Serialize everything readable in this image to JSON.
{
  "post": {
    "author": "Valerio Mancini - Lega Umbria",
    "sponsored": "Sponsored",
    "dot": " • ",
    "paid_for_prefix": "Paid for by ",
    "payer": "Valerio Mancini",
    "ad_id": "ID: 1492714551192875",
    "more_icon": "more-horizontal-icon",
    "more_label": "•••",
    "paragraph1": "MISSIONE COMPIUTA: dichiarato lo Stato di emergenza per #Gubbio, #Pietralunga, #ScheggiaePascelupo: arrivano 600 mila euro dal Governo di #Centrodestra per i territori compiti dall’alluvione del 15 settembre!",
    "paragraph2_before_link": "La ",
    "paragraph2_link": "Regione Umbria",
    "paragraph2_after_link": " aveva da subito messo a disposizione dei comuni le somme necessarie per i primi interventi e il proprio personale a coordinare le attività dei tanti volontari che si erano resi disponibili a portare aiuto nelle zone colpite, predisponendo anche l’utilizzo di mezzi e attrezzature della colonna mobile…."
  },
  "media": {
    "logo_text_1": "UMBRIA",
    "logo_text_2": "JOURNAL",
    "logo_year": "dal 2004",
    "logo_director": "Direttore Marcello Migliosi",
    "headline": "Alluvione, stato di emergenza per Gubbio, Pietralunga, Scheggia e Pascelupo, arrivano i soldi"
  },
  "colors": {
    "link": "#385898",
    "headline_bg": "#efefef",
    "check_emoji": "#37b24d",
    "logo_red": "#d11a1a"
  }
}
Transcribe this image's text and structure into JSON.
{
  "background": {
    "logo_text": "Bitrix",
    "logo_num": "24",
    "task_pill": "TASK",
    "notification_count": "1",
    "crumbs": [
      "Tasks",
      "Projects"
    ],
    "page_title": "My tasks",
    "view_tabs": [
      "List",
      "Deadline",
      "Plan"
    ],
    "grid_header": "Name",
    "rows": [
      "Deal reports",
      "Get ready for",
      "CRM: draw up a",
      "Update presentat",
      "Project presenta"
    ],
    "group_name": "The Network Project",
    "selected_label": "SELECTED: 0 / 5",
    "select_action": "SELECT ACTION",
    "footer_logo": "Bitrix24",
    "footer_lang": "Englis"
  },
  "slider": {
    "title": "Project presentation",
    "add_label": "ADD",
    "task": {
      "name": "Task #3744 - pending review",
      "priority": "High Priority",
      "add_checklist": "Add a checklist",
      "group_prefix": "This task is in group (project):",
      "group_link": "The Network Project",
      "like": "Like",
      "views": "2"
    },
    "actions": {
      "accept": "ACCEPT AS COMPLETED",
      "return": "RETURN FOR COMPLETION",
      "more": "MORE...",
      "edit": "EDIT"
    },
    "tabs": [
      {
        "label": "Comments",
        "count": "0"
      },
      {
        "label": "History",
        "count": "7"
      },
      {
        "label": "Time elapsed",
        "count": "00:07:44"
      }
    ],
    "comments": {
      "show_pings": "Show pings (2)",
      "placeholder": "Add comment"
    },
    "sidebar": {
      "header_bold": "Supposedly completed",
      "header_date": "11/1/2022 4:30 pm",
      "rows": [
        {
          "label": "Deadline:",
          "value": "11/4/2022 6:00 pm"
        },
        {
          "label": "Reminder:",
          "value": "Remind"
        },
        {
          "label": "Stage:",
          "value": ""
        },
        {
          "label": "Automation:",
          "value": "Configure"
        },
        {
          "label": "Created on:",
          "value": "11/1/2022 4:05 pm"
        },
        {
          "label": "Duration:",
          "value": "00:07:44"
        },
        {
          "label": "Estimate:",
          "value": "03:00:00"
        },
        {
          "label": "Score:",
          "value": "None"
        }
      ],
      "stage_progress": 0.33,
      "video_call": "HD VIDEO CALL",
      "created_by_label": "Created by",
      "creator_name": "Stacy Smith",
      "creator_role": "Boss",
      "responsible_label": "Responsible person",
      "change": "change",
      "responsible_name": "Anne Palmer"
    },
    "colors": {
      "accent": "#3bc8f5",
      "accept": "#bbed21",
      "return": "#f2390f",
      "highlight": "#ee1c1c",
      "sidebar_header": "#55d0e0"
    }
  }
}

**EXERCISE DESCRIPTION**. Reproduce the material in full, with no word added or dropped.

**FULL OUTPUT**.
Serialize everything readable in this image to JSON.
{
  "post": {
    "author": "Valerio Mancini - Lega Umbria",
    "sponsored": "Sponsored",
    "dot": " • ",
    "paid_for_prefix": "Paid for by ",
    "payer": "Valerio Mancini",
    "ad_id": "ID: 1492714551192875",
    "more_icon": "more-horizontal-icon",
    "more_label": "•••",
    "paragraph1": "MISSIONE COMPIUTA: dichiarato lo Stato di emergenza per #Gubbio, #Pietralunga, #ScheggiaePascelupo: arrivano 600 mila euro dal Governo di #Centrodestra per i territori compiti dall’alluvione del 15 settembre!",
    "paragraph2_before_link": "La ",
    "paragraph2_link": "Regione Umbria",
    "paragraph2_after_link": " aveva da subito messo a disposizione dei comuni le somme necessarie per i primi interventi e il proprio personale a coordinare le attività dei tanti volontari che si erano resi disponibili a portare aiuto nelle zone colpite, predisponendo anche l’utilizzo di mezzi e attrezzature della colonna mobile…."
  },
  "media": {
    "logo_text_1": "UMBRIA",
    "logo_text_2": "JOURNAL",
    "logo_year": "dal 2004",
    "logo_director": "Direttore Marcello Migliosi",
    "headline": "Alluvione, stato di emergenza per Gubbio, Pietralunga, Scheggia e Pascelupo, arrivano i soldi"
  },
  "colors": {
    "link": "#385898",
    "headline_bg": "#efefef",
    "check_emoji": "#37b24d",
    "logo_red": "#d11a1a"
  }
}
Transcribe this image's text and structure into JSON.
{
  "background": {
    "logo_text": "Bitrix",
    "logo_num": "24",
    "task_pill": "TASK",
    "notification_count": "1",
    "crumbs": [
      "Tasks",
      "Projects"
    ],
    "page_title": "My tasks",
    "view_tabs": [
      "List",
      "Deadline",
      "Plan"
    ],
    "grid_header": "Name",
    "rows": [
      "Deal reports",
      "Get ready for",
      "CRM: draw up a",
      "Update presentat",
      "Project presenta"
    ],
    "group_name": "The Network Project",
    "selected_label": "SELECTED: 0 / 5",
    "select_action": "SELECT ACTION",
    "footer_logo": "Bitrix24",
    "footer_lang": "Englis"
  },
  "slider": {
    "title": "Project presentation",
    "add_label": "ADD",
    "task": {
      "name": "Task #3744 - pending review",
      "priority": "High Priority",
      "add_checklist": "Add a checklist",
      "group_prefix": "This task is in group (project):",
      "group_link": "The Network Project",
      "like": "Like",
      "views": "2"
    },
    "actions": {
      "accept": "ACCEPT AS COMPLETED",
      "return": "RETURN FOR COMPLETION",
      "more": "MORE...",
      "edit": "EDIT"
    },
    "tabs": [
      {
        "label": "Comments",
        "count": "0"
      },
      {
        "label": "History",
        "count": "7"
      },
      {
        "label": "Time elapsed",
        "count": "00:07:44"
      }
    ],
    "comments": {
      "show_pings": "Show pings (2)",
      "placeholder": "Add comment"
    },
    "sidebar": {
      "header_bold": "Supposedly completed",
      "header_date": "11/1/2022 4:30 pm",
      "rows": [
        {
          "label": "Deadline:",
          "value": "11/4/2022 6:00 pm"
        },
        {
          "label": "Reminder:",
          "value": "Remind"
        },
        {
          "label": "Stage:",
          "value": ""
        },
        {
          "label": "Automation:",
          "value": "Configure"
        },
        {
          "label": "Created on:",
          "value": "11/1/2022 4:05 pm"
        },
        {
          "label": "Duration:",
          "value": "00:07:44"
        },
        {
          "label": "Estimate:",
          "value": "03:00:00"
        },
        {
          "label": "Score:",
          "value": "None"
        }
      ],
      "stage_progress": 0.33,
      "video_call": "HD VIDEO CALL",
      "created_by_label": "Created by",
      "creator_name": "Stacy Smith",
      "creator_role": "Boss",
      "responsible_label": "Responsible person",
      "change": "change",
      "responsible_name": "Anne Palmer"
    },
    "colors": {
      "accent": "#3bc8f5",
      "accept": "#bbed21",
      "return": "#f2390f",
      "highlight": "#ee1c1c",
      "sidebar_header": "#55d0e0"
    }
  }
}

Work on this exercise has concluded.